*YOUR OBJECTIVE*: Tally the lines in the following entries that include the word "email"; state only the total.

*DATA EXCERPTS*:
┏━━

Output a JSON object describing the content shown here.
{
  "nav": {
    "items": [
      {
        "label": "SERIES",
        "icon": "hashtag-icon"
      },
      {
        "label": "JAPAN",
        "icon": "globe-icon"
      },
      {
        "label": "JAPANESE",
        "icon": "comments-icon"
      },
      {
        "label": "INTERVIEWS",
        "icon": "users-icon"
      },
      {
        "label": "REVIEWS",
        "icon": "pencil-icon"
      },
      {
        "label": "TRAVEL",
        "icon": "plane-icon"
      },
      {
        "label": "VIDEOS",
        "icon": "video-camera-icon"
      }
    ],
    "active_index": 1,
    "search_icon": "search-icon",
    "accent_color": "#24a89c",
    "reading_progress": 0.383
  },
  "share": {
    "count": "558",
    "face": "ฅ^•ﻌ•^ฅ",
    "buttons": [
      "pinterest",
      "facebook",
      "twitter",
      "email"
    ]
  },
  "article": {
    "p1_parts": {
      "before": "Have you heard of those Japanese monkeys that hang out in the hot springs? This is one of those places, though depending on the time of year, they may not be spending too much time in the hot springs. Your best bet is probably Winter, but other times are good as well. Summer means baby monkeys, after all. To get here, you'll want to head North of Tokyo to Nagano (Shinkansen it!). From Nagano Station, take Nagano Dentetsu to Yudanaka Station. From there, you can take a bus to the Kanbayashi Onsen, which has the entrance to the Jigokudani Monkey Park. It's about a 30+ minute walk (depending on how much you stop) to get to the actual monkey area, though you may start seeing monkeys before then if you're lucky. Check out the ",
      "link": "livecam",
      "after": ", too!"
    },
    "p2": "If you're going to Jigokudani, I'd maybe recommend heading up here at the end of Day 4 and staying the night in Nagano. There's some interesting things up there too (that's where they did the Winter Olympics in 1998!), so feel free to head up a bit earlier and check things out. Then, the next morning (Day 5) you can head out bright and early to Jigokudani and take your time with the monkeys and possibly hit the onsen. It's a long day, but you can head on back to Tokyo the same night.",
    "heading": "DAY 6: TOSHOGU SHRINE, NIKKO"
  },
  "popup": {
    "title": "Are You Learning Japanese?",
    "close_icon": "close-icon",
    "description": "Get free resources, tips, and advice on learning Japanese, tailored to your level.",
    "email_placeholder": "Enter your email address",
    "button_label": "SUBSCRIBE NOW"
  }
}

┗━━

*RESULT FOR THIS EXERCISE*: 2